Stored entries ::

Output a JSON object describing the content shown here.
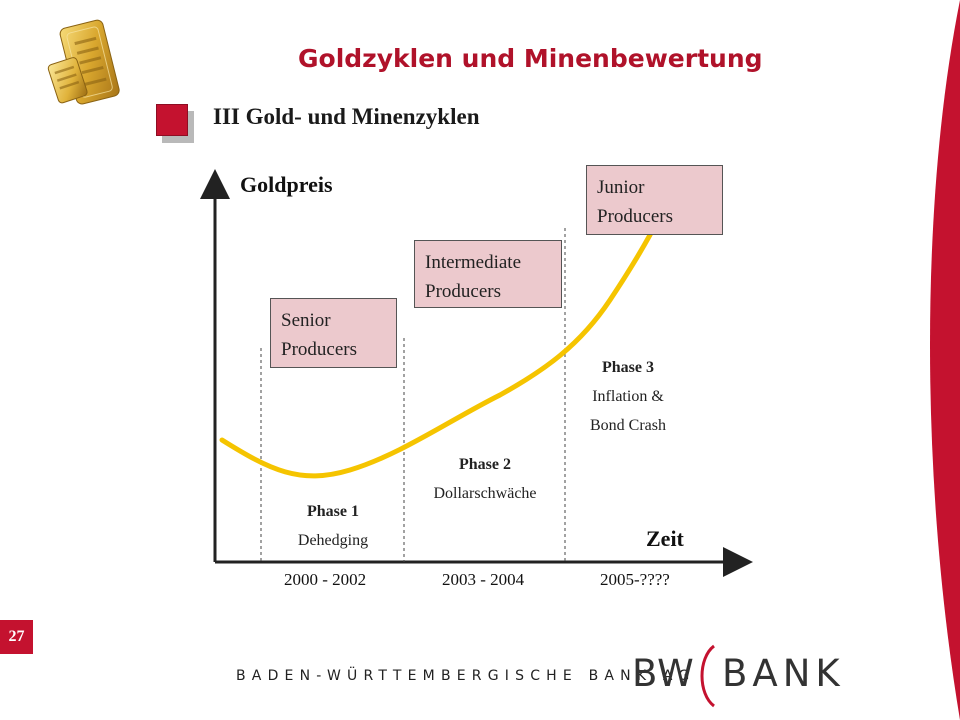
{
  "header": {
    "title": "Goldzyklen und Minenbewertung",
    "subtitle": "III Gold- und Minenzyklen"
  },
  "chart": {
    "y_axis_label": "Goldpreis",
    "x_axis_label": "Zeit",
    "boxes": [
      {
        "line1": "Senior",
        "line2": "Producers"
      },
      {
        "line1": "Intermediate",
        "line2": "Producers"
      },
      {
        "line1": "Junior",
        "line2": "Producers"
      }
    ],
    "phases": [
      {
        "title": "Phase 1",
        "line1": "Dehedging",
        "line2": ""
      },
      {
        "title": "Phase 2",
        "line1": "Dollarschwäche",
        "line2": ""
      },
      {
        "title": "Phase 3",
        "line1": "Inflation &",
        "line2": "Bond Crash"
      }
    ],
    "periods": [
      "2000 - 2002",
      "2003 - 2004",
      "2005-????"
    ],
    "curve_color": "#f5c400"
  },
  "footer": {
    "page_number": "27",
    "bank_name": "BADEN-WÜRTTEMBERGISCHE BANK AG",
    "logo_left": "BW",
    "logo_right": "BANK"
  },
  "icons": {
    "logo_image": "gold-bars-icon"
  },
  "colors": {
    "accent": "#c4122f",
    "box_fill": "#ecc9cd"
  }
}
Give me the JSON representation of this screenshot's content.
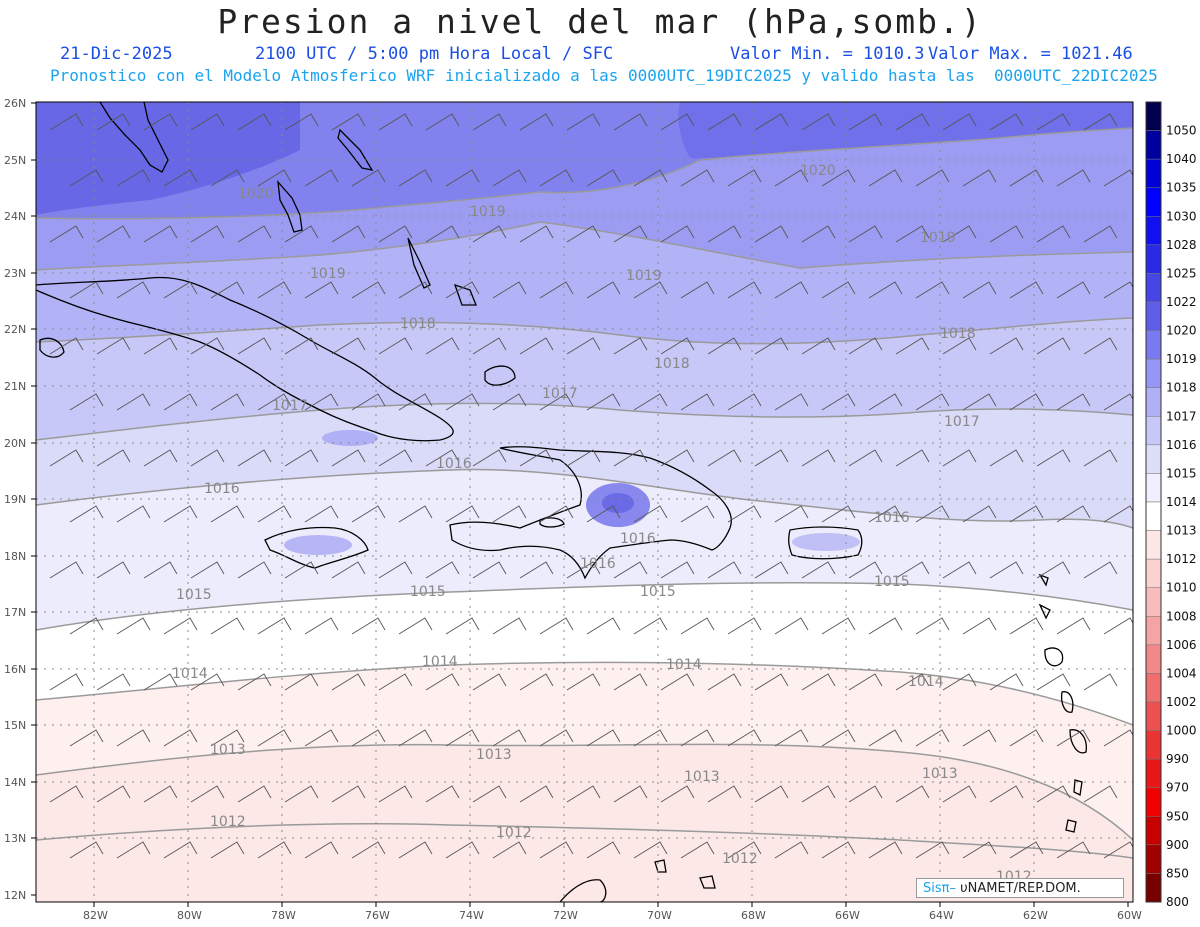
{
  "header": {
    "title": "Presion a nivel del mar (hPa,somb.)",
    "date": "21-Dic-2025",
    "time": "2100 UTC / 5:00 pm Hora Local / SFC",
    "valmin": "Valor Min. = 1010.3",
    "valmax": "Valor Max. = 1021.46",
    "subtitle": "Pronostico con el Modelo Atmosferico WRF inicializado a las 0000UTC_19DIC2025 y valido hasta las  0000UTC_22DIC2025"
  },
  "axes": {
    "lat_labels": [
      "26N",
      "25N",
      "24N",
      "23N",
      "22N",
      "21N",
      "20N",
      "19N",
      "18N",
      "17N",
      "16N",
      "15N",
      "14N",
      "13N",
      "12N"
    ],
    "lon_labels": [
      "82W",
      "80W",
      "78W",
      "76W",
      "74W",
      "72W",
      "70W",
      "68W",
      "66W",
      "64W",
      "62W",
      "60W"
    ]
  },
  "colorbar": {
    "levels": [
      "1050",
      "1040",
      "1035",
      "1030",
      "1028",
      "1025",
      "1022",
      "1020",
      "1019",
      "1018",
      "1017",
      "1016",
      "1015",
      "1014",
      "1013",
      "1012",
      "1010",
      "1008",
      "1006",
      "1004",
      "1002",
      "1000",
      "990",
      "970",
      "950",
      "900",
      "850",
      "800"
    ],
    "colors": [
      "#00004e",
      "#0000a0",
      "#0000d8",
      "#0000ff",
      "#1010f0",
      "#2a2ae6",
      "#4646e6",
      "#5e5eea",
      "#7a7af0",
      "#9696f4",
      "#b0b0f6",
      "#c8c8f8",
      "#dedefb",
      "#efeffd",
      "#ffffff",
      "#fde6e6",
      "#fbd2d2",
      "#f8bcbc",
      "#f5a4a4",
      "#f28888",
      "#ef6e6e",
      "#ec5050",
      "#ea3434",
      "#e81818",
      "#f00000",
      "#c80000",
      "#a00000",
      "#780000"
    ]
  },
  "isobar_labels": [
    "1020",
    "1019",
    "1019",
    "1020",
    "1019",
    "1019",
    "1018",
    "1018",
    "1018",
    "1017",
    "1017",
    "1017",
    "1016",
    "1016",
    "1016",
    "1016",
    "1016",
    "1015",
    "1015",
    "1015",
    "1015",
    "1014",
    "1014",
    "1014",
    "1014",
    "1013",
    "1013",
    "1013",
    "1013",
    "1012",
    "1012",
    "1012",
    "1012"
  ],
  "credit": {
    "brand": "Sisπ–",
    "org": " υNAMET/REP.DOM."
  }
}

Written problem :: Identify how many lines in the entries above include the string "content", then state that number alone.

The completed task :: 2